What is asked.
Repeat each entry word for word. Leave any images out of the copy.

Entries supplied.
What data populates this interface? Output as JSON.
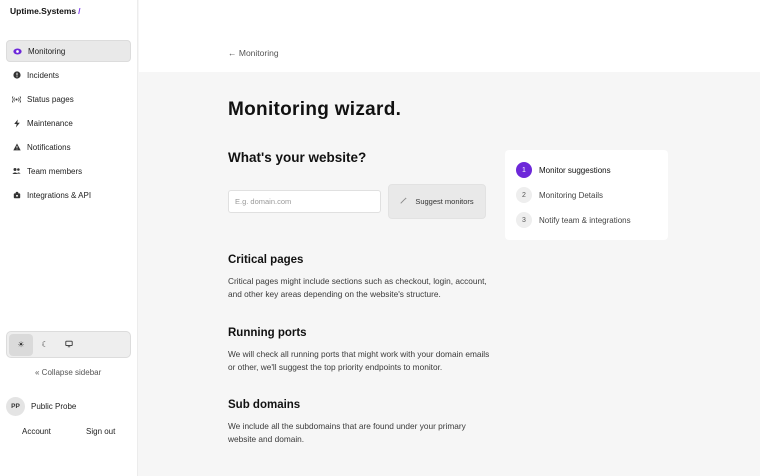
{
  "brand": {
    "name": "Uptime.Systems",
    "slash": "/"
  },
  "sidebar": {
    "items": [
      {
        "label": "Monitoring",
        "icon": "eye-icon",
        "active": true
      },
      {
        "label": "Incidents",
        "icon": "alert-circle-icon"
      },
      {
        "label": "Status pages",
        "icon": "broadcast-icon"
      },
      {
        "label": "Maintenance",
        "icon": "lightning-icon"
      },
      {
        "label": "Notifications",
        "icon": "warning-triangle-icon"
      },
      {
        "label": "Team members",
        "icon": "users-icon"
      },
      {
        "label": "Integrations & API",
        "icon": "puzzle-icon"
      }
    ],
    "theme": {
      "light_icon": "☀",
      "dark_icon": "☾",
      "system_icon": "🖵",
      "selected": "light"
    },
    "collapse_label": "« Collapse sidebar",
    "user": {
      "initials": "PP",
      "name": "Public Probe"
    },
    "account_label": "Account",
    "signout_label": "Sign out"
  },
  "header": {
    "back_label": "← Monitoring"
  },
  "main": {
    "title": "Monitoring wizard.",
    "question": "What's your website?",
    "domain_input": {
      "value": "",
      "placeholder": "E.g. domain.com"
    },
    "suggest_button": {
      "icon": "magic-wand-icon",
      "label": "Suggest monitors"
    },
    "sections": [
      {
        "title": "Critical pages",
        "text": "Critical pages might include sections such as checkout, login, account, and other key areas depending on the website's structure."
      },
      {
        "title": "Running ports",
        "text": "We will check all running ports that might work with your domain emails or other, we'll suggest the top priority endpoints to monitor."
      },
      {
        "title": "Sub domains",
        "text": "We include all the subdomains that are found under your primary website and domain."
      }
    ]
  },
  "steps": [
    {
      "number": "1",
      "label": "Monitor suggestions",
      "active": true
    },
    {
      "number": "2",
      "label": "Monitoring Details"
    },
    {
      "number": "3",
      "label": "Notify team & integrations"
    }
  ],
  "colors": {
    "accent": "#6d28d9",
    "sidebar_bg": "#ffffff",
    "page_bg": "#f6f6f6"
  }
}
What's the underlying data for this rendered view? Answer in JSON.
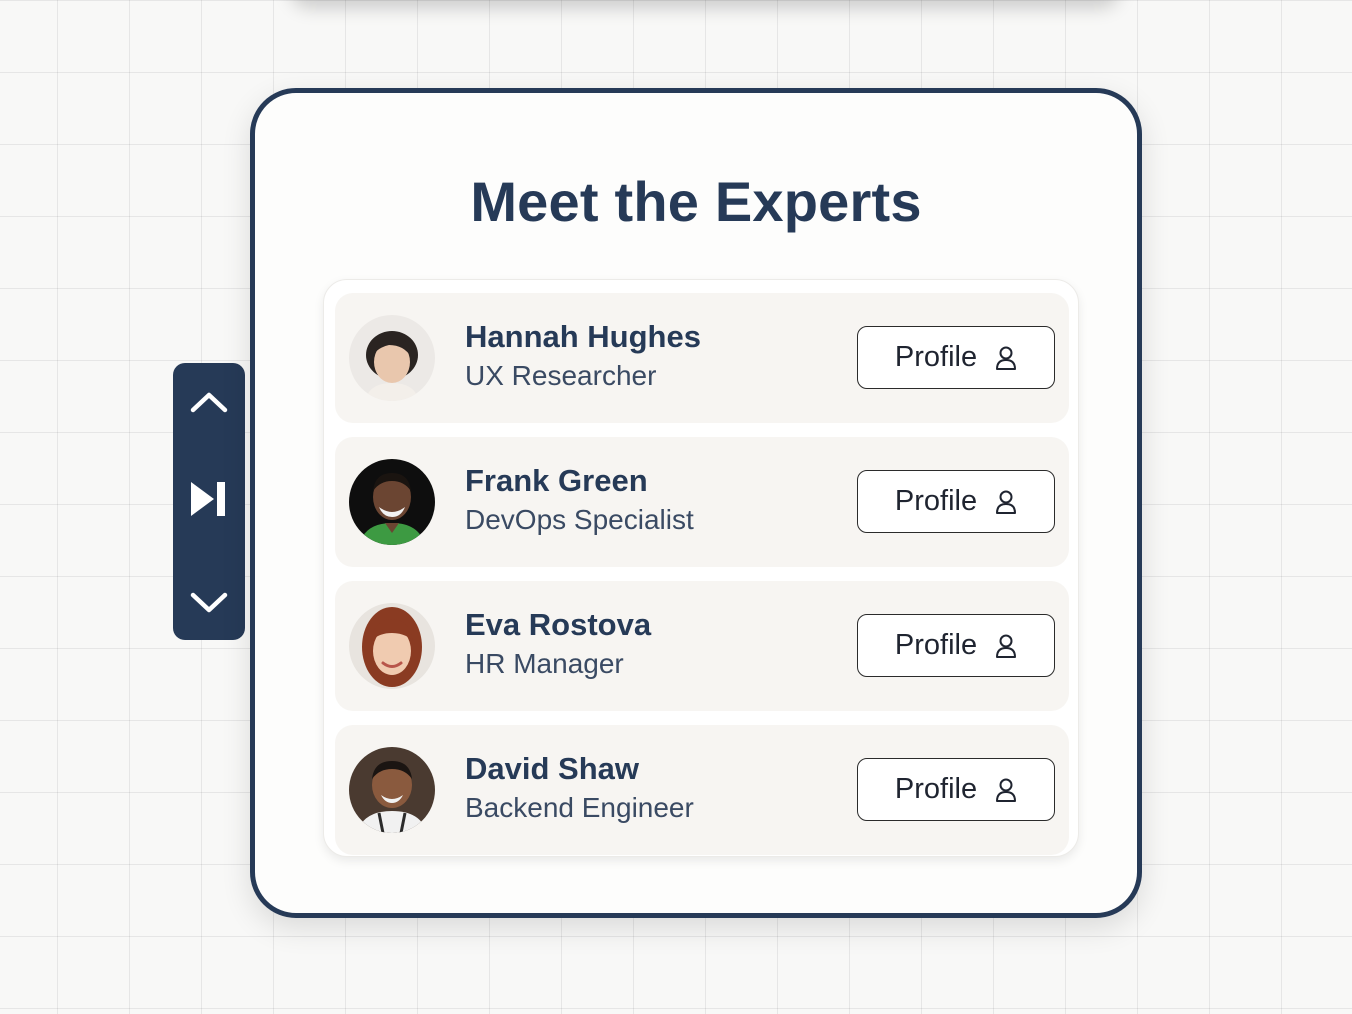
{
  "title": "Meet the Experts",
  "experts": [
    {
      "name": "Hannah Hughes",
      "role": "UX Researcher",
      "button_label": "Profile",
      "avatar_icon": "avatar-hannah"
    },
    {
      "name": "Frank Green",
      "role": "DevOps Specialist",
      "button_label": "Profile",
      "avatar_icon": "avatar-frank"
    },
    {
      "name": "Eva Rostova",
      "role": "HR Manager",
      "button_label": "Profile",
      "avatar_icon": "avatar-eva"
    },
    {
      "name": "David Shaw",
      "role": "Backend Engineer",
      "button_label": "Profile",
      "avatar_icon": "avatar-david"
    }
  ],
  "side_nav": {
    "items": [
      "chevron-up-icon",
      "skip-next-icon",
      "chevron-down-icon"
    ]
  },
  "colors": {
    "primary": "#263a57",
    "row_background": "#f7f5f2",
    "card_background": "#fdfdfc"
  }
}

Output below.
What data populates this interface? Output as JSON.
{
  "brand": {
    "name": "Uptime.Systems",
    "slash": "/"
  },
  "sidebar": {
    "items": [
      {
        "label": "Monitoring",
        "icon": "eye-icon",
        "active": true
      },
      {
        "label": "Incidents",
        "icon": "alert-circle-icon"
      },
      {
        "label": "Status pages",
        "icon": "broadcast-icon"
      },
      {
        "label": "Maintenance",
        "icon": "lightning-icon"
      },
      {
        "label": "Notifications",
        "icon": "warning-triangle-icon"
      },
      {
        "label": "Team members",
        "icon": "users-icon"
      },
      {
        "label": "Integrations & API",
        "icon": "puzzle-icon"
      }
    ],
    "theme": {
      "light_icon": "☀",
      "dark_icon": "☾",
      "system_icon": "🖵",
      "selected": "light"
    },
    "collapse_label": "« Collapse sidebar",
    "user": {
      "initials": "PP",
      "name": "Public Probe"
    },
    "account_label": "Account",
    "signout_label": "Sign out"
  },
  "header": {
    "back_label": "← Monitoring"
  },
  "main": {
    "title": "Monitoring wizard.",
    "question": "What's your website?",
    "domain_input": {
      "value": "",
      "placeholder": "E.g. domain.com"
    },
    "suggest_button": {
      "icon": "magic-wand-icon",
      "label": "Suggest monitors"
    },
    "sections": [
      {
        "title": "Critical pages",
        "text": "Critical pages might include sections such as checkout, login, account, and other key areas depending on the website's structure."
      },
      {
        "title": "Running ports",
        "text": "We will check all running ports that might work with your domain emails or other, we'll suggest the top priority endpoints to monitor."
      },
      {
        "title": "Sub domains",
        "text": "We include all the subdomains that are found under your primary website and domain."
      }
    ]
  },
  "steps": [
    {
      "number": "1",
      "label": "Monitor suggestions",
      "active": true
    },
    {
      "number": "2",
      "label": "Monitoring Details"
    },
    {
      "number": "3",
      "label": "Notify team & integrations"
    }
  ],
  "colors": {
    "accent": "#6d28d9",
    "sidebar_bg": "#ffffff",
    "page_bg": "#f6f6f6"
  }
}
What's the underlying data for this rendered view? Answer in JSON.
{
  "title": "Meet the Experts",
  "experts": [
    {
      "name": "Hannah Hughes",
      "role": "UX Researcher",
      "button_label": "Profile",
      "avatar_icon": "avatar-hannah"
    },
    {
      "name": "Frank Green",
      "role": "DevOps Specialist",
      "button_label": "Profile",
      "avatar_icon": "avatar-frank"
    },
    {
      "name": "Eva Rostova",
      "role": "HR Manager",
      "button_label": "Profile",
      "avatar_icon": "avatar-eva"
    },
    {
      "name": "David Shaw",
      "role": "Backend Engineer",
      "button_label": "Profile",
      "avatar_icon": "avatar-david"
    }
  ],
  "side_nav": {
    "items": [
      "chevron-up-icon",
      "skip-next-icon",
      "chevron-down-icon"
    ]
  },
  "colors": {
    "primary": "#263a57",
    "row_background": "#f7f5f2",
    "card_background": "#fdfdfc"
  }
}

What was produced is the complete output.